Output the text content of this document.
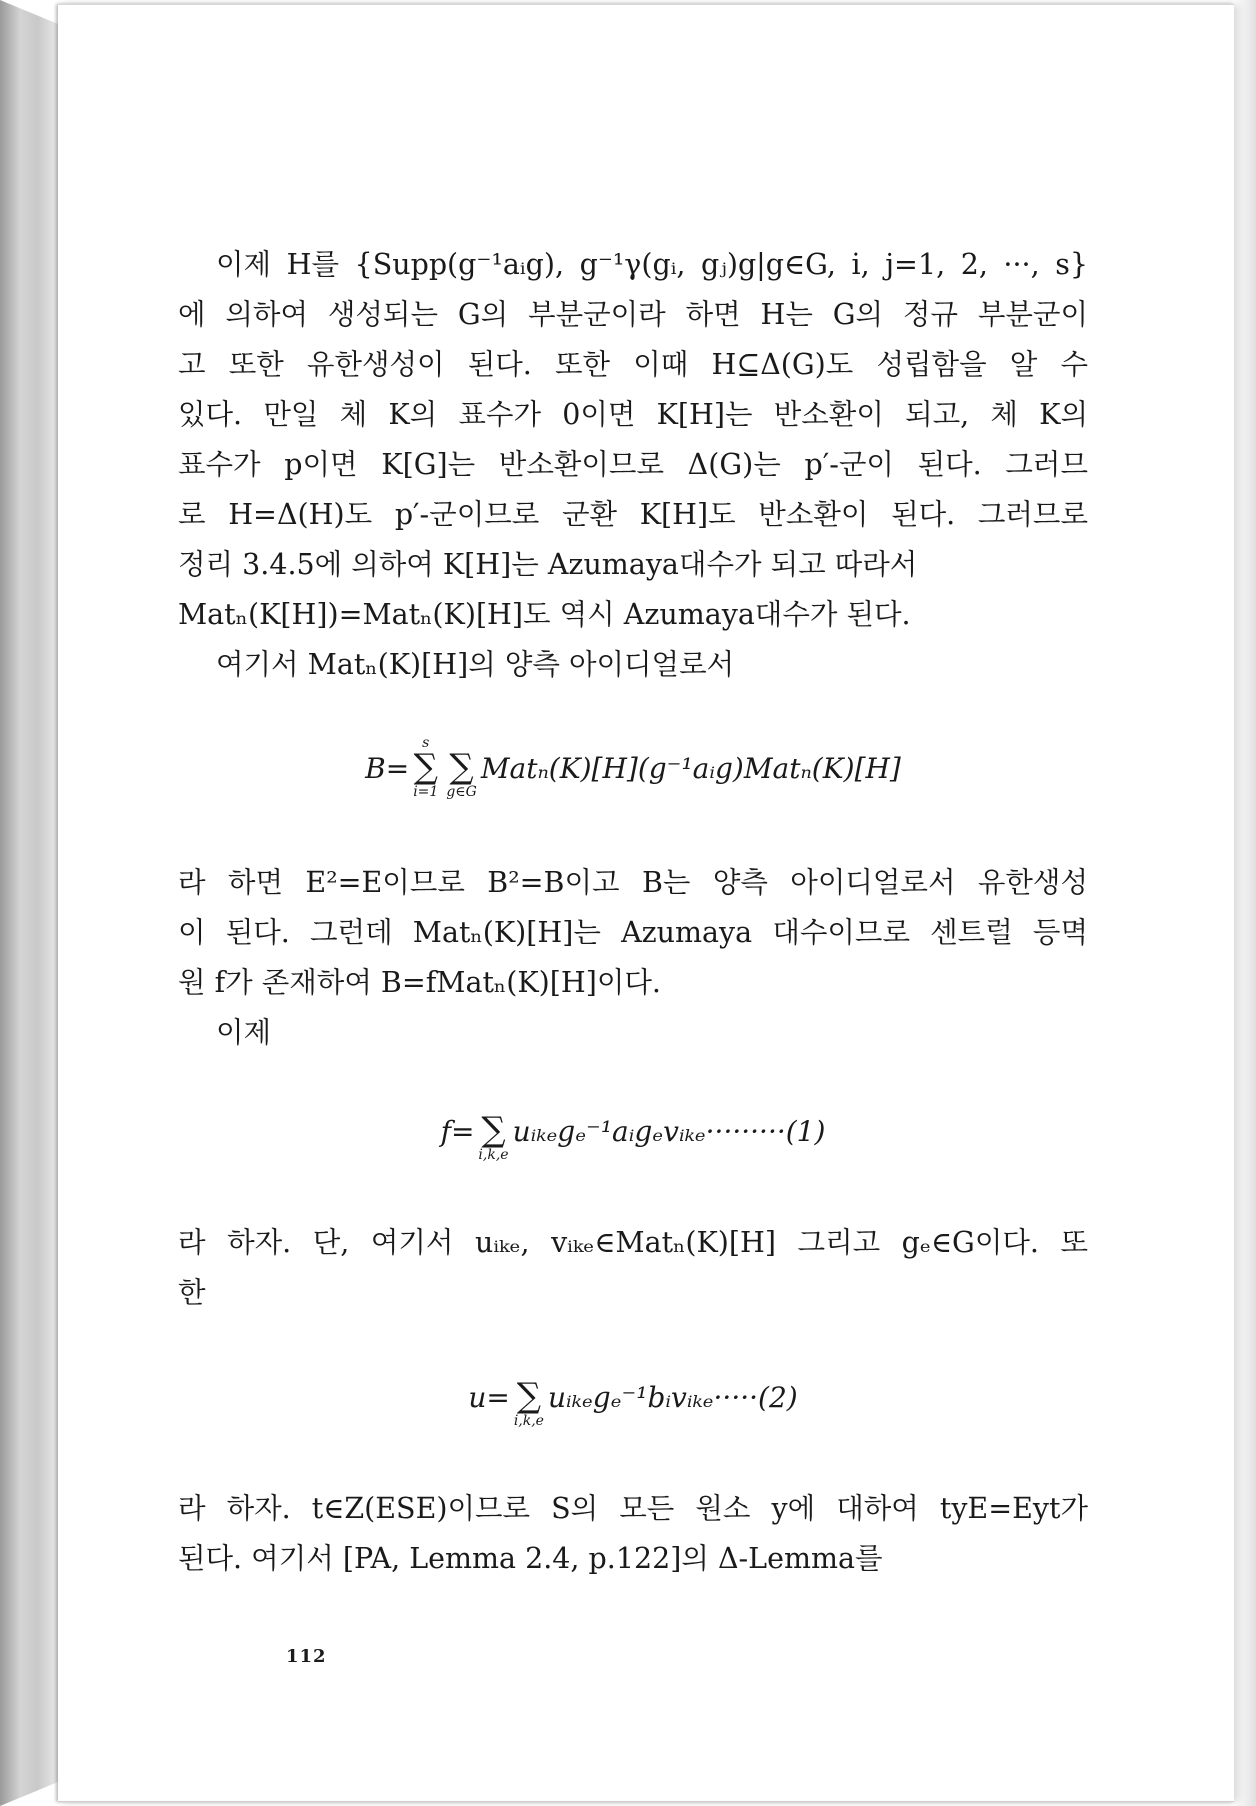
이제 H를 {Supp(g⁻¹aᵢg), g⁻¹γ(gᵢ, gⱼ)g|g∈G, i, j=1, 2, ···, s}
에 의하여 생성되는 G의 부분군이라 하면 H는 G의 정규 부분군이
고 또한 유한생성이 된다. 또한 이때 H⊆Δ(G)도 성립함을 알 수
있다. 만일 체 K의 표수가 0이면 K[H]는 반소환이 되고, 체 K의
표수가 p이면 K[G]는 반소환이므로 Δ(G)는 p′-군이 된다. 그러므
로 H=Δ(H)도 p′-군이므로 군환 K[H]도 반소환이 된다. 그러므로
정리 3.4.5에 의하여 K[H]는 Azumaya대수가 되고 따라서
Matₙ(K[H])=Matₙ(K)[H]도 역시 Azumaya대수가 된다.
여기서 Matₙ(K)[H]의 양측 아이디얼로서
B=
s
∑
i=1
∑
g∈G
Matₙ(K)[H](g⁻¹aᵢg)Matₙ(K)[H]
라 하면 E²=E이므로 B²=B이고 B는 양측 아이디얼로서 유한생성
이 된다. 그런데 Matₙ(K)[H]는 Azumaya 대수이므로 센트럴 등멱
원 f가 존재하여 B=fMatₙ(K)[H]이다.
이제
f= ∑
i,k,e
uᵢₖₑgₑ⁻¹aᵢgₑvᵢₖₑ·········(1)
라 하자. 단, 여기서 uᵢₖₑ, vᵢₖₑ∈Matₙ(K)[H] 그리고 gₑ∈G이다. 또
한
u= ∑
i,k,e
uᵢₖₑgₑ⁻¹bᵢvᵢₖₑ·····(2)
라 하자. t∈Z(ESE)이므로 S의 모든 원소 y에 대하여 tyE=Eyt가
된다. 여기서 [PA, Lemma 2.4, p.122]의 Δ-Lemma를
112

+--

> **Task to complete**
The data above should be repeated exactly, minus any pictures.

> **Reply to the task**
Output the text content of this document.
이제 H를 {Supp(g⁻¹aᵢg), g⁻¹γ(gᵢ, gⱼ)g|g∈G, i, j=1, 2, ···, s}
에 의하여 생성되는 G의 부분군이라 하면 H는 G의 정규 부분군이
고 또한 유한생성이 된다. 또한 이때 H⊆Δ(G)도 성립함을 알 수
있다. 만일 체 K의 표수가 0이면 K[H]는 반소환이 되고, 체 K의
표수가 p이면 K[G]는 반소환이므로 Δ(G)는 p′-군이 된다. 그러므
로 H=Δ(H)도 p′-군이므로 군환 K[H]도 반소환이 된다. 그러므로
정리 3.4.5에 의하여 K[H]는 Azumaya대수가 되고 따라서
Matₙ(K[H])=Matₙ(K)[H]도 역시 Azumaya대수가 된다.
여기서 Matₙ(K)[H]의 양측 아이디얼로서
B=
s
∑
i=1
∑
g∈G
Matₙ(K)[H](g⁻¹aᵢg)Matₙ(K)[H]
라 하면 E²=E이므로 B²=B이고 B는 양측 아이디얼로서 유한생성
이 된다. 그런데 Matₙ(K)[H]는 Azumaya 대수이므로 센트럴 등멱
원 f가 존재하여 B=fMatₙ(K)[H]이다.
이제
f= ∑
i,k,e
uᵢₖₑgₑ⁻¹aᵢgₑvᵢₖₑ·········(1)
라 하자. 단, 여기서 uᵢₖₑ, vᵢₖₑ∈Matₙ(K)[H] 그리고 gₑ∈G이다. 또
한
u= ∑
i,k,e
uᵢₖₑgₑ⁻¹bᵢvᵢₖₑ·····(2)
라 하자. t∈Z(ESE)이므로 S의 모든 원소 y에 대하여 tyE=Eyt가
된다. 여기서 [PA, Lemma 2.4, p.122]의 Δ-Lemma를
112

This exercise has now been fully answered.